Rows from a figure dataset:
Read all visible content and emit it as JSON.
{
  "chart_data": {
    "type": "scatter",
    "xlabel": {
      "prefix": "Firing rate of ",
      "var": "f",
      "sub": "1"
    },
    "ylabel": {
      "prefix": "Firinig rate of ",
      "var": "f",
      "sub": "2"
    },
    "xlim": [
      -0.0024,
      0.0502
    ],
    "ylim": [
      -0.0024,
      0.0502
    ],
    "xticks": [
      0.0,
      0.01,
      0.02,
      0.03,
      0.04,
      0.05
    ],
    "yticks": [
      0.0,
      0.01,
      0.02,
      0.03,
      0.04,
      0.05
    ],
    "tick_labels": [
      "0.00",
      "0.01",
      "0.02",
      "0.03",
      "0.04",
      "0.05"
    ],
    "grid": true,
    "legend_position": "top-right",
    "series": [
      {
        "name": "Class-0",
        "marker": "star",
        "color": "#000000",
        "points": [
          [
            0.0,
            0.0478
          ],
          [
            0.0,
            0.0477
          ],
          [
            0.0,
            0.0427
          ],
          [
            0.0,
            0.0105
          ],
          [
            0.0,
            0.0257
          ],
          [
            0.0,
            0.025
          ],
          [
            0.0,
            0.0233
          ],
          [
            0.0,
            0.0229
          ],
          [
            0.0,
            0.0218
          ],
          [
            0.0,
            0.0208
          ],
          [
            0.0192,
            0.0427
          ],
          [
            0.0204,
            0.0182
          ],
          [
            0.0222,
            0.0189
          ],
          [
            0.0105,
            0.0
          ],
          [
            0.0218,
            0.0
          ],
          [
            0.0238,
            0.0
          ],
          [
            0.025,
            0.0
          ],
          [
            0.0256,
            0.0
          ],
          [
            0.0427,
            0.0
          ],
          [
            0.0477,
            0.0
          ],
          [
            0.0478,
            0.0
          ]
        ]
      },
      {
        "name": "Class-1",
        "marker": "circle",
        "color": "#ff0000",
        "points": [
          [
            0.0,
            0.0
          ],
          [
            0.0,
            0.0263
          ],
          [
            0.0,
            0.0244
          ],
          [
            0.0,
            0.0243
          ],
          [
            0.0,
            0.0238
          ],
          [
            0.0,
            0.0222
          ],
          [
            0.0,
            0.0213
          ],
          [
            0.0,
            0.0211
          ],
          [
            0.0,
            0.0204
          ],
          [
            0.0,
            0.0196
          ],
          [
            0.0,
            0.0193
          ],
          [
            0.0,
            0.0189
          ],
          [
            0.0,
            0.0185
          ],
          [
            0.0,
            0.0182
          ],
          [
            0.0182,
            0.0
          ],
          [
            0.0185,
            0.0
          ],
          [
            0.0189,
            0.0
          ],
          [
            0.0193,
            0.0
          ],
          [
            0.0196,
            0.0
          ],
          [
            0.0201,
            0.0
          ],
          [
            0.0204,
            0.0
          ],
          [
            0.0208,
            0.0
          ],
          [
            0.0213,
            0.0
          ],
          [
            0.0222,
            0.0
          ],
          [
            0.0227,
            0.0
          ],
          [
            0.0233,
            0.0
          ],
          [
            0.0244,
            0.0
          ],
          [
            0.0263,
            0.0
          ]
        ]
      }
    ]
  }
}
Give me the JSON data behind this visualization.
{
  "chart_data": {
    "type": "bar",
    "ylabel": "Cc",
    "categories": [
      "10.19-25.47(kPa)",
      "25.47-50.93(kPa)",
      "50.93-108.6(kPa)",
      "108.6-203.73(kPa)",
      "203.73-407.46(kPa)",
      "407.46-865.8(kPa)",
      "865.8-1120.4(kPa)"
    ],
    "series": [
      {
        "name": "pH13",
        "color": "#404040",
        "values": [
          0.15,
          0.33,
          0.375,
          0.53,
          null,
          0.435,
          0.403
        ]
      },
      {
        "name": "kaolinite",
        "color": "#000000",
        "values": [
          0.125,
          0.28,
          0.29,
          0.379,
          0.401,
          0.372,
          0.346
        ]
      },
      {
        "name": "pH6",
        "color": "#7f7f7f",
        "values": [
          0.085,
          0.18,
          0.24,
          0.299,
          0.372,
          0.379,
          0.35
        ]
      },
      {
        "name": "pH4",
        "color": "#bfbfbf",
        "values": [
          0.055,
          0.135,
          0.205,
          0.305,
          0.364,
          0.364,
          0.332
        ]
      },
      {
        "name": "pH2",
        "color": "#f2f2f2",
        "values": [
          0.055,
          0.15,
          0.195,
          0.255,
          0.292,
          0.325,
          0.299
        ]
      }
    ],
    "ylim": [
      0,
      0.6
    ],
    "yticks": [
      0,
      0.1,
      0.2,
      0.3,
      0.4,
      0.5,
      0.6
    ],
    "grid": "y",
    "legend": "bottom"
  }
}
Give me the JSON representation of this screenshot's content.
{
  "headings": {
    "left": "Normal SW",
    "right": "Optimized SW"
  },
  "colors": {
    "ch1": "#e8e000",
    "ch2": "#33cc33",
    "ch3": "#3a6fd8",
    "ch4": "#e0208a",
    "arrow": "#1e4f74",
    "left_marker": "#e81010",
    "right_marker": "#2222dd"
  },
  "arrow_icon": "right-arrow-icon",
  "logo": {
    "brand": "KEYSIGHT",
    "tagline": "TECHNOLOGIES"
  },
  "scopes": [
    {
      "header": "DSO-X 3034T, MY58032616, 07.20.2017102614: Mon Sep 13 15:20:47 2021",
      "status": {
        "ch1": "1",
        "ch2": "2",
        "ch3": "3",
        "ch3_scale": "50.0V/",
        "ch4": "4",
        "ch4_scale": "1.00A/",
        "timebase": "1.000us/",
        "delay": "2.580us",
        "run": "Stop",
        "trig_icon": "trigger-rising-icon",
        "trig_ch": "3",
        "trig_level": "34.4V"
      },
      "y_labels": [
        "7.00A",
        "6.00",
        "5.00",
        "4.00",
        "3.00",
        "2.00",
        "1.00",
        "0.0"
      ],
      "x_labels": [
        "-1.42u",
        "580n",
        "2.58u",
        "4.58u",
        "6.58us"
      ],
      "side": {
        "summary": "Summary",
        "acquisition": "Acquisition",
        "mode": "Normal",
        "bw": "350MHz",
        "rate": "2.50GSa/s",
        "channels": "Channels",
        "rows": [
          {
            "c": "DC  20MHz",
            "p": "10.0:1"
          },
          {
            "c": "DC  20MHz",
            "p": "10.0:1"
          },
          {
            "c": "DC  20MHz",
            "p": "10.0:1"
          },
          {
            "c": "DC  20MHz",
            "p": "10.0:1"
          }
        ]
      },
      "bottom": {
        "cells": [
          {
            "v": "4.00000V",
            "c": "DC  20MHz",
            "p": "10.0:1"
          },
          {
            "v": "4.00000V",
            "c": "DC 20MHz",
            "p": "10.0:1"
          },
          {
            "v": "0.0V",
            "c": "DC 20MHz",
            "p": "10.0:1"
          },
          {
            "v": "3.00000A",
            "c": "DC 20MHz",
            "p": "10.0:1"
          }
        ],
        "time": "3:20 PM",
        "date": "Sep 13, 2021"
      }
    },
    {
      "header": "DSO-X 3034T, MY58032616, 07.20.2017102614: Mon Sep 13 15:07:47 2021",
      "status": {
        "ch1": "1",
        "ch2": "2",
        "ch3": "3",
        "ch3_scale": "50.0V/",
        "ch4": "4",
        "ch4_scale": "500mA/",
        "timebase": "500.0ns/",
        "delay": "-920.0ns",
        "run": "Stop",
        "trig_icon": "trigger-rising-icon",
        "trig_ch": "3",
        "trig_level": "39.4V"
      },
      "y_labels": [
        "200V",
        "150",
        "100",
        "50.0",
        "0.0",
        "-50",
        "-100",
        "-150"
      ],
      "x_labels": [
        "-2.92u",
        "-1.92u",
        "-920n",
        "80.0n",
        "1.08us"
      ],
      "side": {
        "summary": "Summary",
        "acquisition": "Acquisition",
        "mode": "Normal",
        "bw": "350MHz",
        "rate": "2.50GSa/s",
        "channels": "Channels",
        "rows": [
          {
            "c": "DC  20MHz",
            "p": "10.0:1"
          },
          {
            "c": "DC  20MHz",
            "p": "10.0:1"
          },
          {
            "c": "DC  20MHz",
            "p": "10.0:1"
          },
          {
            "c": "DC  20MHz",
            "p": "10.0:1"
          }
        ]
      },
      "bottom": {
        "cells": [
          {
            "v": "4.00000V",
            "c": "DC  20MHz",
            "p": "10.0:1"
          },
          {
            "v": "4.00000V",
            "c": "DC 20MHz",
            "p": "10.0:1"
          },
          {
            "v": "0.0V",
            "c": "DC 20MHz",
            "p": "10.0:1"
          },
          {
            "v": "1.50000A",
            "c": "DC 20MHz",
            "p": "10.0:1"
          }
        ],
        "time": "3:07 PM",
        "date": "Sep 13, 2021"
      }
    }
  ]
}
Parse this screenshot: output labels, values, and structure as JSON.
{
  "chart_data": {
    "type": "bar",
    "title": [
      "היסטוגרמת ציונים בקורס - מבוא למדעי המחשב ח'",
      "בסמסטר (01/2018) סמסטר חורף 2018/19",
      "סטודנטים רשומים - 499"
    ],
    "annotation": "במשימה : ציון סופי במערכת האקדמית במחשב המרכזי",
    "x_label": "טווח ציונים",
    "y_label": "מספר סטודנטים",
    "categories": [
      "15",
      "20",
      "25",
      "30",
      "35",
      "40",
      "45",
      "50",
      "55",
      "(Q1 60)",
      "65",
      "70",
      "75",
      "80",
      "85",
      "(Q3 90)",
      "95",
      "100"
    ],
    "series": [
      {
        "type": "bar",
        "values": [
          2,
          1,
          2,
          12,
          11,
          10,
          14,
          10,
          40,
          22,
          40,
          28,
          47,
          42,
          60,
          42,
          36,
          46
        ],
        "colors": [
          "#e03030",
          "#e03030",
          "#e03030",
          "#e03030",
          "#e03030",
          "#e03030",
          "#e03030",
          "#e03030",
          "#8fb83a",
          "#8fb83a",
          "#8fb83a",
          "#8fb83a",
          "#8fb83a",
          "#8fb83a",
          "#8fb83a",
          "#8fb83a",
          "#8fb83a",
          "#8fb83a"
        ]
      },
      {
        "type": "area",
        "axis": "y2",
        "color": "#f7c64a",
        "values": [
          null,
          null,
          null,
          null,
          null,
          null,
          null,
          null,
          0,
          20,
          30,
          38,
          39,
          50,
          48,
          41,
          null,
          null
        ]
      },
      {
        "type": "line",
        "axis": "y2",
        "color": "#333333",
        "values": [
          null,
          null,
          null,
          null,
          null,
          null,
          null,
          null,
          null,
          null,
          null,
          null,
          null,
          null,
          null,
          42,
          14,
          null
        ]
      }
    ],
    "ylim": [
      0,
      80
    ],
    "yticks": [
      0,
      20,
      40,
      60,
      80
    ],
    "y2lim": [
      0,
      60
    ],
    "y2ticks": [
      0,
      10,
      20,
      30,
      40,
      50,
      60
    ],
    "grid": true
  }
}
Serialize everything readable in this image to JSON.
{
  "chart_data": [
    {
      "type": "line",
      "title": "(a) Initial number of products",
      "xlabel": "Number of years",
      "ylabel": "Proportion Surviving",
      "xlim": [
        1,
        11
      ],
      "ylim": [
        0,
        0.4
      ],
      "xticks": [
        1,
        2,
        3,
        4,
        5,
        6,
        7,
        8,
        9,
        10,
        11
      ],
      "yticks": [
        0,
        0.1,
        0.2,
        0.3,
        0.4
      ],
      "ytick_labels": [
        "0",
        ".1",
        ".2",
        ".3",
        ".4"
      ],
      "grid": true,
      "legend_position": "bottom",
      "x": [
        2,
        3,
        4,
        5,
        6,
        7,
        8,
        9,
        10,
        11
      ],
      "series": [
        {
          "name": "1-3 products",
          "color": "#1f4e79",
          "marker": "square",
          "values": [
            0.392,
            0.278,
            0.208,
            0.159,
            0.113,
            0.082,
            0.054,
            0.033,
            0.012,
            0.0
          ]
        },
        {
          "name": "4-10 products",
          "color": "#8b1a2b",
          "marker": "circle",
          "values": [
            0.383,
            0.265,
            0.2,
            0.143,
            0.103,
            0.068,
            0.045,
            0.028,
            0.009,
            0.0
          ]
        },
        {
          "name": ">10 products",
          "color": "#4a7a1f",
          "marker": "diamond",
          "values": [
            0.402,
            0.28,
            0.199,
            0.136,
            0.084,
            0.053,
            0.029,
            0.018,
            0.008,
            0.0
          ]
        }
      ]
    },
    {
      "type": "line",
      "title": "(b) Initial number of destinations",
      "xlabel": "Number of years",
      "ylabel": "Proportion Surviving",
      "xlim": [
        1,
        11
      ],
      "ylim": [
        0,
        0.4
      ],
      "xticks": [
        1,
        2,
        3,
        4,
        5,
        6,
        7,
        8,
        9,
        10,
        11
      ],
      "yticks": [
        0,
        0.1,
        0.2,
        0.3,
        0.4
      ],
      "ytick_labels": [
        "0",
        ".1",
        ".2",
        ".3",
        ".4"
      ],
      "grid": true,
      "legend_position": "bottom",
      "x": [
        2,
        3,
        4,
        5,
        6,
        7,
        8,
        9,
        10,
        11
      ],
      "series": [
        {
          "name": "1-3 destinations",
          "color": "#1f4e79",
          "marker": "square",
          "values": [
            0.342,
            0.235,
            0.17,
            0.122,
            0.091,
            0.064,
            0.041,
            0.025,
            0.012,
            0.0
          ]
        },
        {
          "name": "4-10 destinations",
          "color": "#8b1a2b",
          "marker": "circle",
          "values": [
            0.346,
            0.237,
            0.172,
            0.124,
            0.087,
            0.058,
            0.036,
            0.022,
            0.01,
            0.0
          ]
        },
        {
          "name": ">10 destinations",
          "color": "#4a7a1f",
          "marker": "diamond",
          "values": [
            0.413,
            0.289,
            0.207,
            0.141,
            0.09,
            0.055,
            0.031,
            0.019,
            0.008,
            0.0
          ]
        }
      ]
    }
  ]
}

• **Set problem**: Each line in the data that holds the string "ציונים" should be found and copied.

• **Reply**:
      "היסטוגרמת ציונים בקורס - מבוא למדעי המחשב ח'",
    "x_label": "טווח ציונים",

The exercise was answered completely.